**Tarefa obrigatória 1:**
No texto sobre a chuva nas férias, que tarefa restará aos que forem poupados?
**Tarefa obrigatória 2:**
Copie do texto sobre a chuva nas férias o trecho que vai de "Tantos dias de" até "chove para sempre.".

**Texto fornecido:**

—————

Tantos dias de trabalho e tão poucos de folga. Para muitos, são infindáveis as semanas de burocracia cotidiana, que deixam um espaço bem limitado aos preciosos dias de preguiça e desfrute: o sacrossanto tempo das férias. Como todo tempo sagrado é eterno, quando chove nas férias, chove para sempre.

São muitos os poetas e histórias que narram a experiência de sobreviver a uma chuva que se recusa a parar. Um argumento mítico comum, e que não está em desacordo com os dados sobre o aquecimento global, é o de que a humanidade, tendo se tornado muito perversa, arrogante, e incômoda, precisa ser exterminada. Aos que forem poupados, restará a tarefa de reconstruir o que foi dissolvido pelas águas, só que agora de um outro jeito, mais equilibrado e harmônico. Deixando de lado diversas outras versões míticas do dilúvio (ainda que Noé e sua arca fosse leitura mais que adequada para os dias de sapo que vivemos), reproduzimos, abaixo, alguns trechos pluviais do fantástico Gabriel Garcia Marques:

100 anos de solidão“Choveu durante quatro anos, onze meses e dois dias. Houve épocas de chuvisco em que todo mundo pôs a sua roupa de domingo e compôs uma cara de convalescente para festejar a estiagem, mas logo se acostumaram a interpretar as pausas como anúncios de recrudescimento. O céu desmoronou-se em tempestades de estrupício e o Norte mandava furacões que destelhavam as casas, derrubavam as paredes e arrancavam pela raiz os últimos talos das plantações.

—————

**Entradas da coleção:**
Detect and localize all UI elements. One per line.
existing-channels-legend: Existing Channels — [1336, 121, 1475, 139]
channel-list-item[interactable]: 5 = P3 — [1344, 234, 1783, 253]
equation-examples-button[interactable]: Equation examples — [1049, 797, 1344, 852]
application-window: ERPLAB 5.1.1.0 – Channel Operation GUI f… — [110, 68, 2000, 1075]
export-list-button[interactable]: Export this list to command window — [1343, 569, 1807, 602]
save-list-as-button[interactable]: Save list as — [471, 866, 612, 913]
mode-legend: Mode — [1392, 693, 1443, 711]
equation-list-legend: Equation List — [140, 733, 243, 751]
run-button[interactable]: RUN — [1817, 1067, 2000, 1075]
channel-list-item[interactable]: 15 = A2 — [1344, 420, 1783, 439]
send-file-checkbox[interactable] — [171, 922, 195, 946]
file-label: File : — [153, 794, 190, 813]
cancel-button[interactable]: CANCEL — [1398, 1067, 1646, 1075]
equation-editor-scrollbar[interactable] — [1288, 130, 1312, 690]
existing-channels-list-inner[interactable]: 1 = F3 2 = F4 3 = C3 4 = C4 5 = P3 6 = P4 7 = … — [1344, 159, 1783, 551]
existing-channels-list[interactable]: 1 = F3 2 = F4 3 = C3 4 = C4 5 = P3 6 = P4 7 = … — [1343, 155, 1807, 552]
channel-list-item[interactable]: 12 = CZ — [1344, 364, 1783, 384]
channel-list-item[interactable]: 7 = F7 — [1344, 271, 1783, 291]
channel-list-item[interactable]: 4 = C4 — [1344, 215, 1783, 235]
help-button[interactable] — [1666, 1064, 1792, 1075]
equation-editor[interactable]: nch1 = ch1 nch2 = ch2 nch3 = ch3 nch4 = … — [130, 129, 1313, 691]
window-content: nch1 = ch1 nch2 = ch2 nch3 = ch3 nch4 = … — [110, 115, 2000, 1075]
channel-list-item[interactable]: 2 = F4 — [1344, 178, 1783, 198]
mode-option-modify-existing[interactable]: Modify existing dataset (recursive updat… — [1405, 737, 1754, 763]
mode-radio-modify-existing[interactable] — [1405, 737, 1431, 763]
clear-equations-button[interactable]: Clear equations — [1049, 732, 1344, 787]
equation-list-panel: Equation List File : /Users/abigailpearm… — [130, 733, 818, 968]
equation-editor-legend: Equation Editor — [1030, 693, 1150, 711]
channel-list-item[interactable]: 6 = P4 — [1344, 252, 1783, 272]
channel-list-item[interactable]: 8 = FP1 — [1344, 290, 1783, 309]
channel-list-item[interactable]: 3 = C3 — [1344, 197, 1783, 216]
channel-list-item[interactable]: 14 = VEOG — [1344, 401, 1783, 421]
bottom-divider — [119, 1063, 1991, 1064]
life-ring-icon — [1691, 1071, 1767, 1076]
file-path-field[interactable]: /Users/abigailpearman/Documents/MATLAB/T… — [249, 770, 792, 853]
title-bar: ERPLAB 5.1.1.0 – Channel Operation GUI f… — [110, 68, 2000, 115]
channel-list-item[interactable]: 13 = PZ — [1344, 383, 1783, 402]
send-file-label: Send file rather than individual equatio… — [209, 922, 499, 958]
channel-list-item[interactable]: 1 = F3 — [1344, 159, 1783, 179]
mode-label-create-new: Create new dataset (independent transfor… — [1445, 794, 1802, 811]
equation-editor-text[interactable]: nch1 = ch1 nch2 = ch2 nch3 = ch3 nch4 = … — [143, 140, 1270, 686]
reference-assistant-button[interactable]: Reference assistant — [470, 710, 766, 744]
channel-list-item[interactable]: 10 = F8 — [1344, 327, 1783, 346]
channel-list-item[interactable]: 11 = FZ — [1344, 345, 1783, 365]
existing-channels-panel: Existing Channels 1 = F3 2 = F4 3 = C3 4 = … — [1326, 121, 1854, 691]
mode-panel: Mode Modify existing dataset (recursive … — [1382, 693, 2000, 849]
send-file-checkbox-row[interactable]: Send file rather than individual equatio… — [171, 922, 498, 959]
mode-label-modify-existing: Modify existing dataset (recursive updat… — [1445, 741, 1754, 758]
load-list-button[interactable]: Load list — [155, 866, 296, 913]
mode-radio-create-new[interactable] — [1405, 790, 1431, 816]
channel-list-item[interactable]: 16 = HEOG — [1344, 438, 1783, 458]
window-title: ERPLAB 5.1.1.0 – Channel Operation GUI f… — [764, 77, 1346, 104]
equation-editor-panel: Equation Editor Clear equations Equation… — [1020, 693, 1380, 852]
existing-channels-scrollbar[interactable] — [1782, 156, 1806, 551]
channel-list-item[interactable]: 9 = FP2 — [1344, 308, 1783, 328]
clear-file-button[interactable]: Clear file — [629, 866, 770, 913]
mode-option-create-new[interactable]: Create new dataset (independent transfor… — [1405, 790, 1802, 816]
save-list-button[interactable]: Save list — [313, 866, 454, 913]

—————

**Resposta final 1:**
Reconstruir o que foi dissolvido pelas águas, só que de um outro jeito, mais equilibrado e harmônico.

**Resposta final 2:**
Tantos dias de trabalho e tão poucos de folga. Para muitos, são infindáveis as semanas de burocracia cotidiana, que deixam um espaço bem limitado aos preciosos dias de preguiça e desfrute: o sacrossanto tempo das férias. Como todo tempo sagrado é eterno, quando chove nas férias, chove para sempre.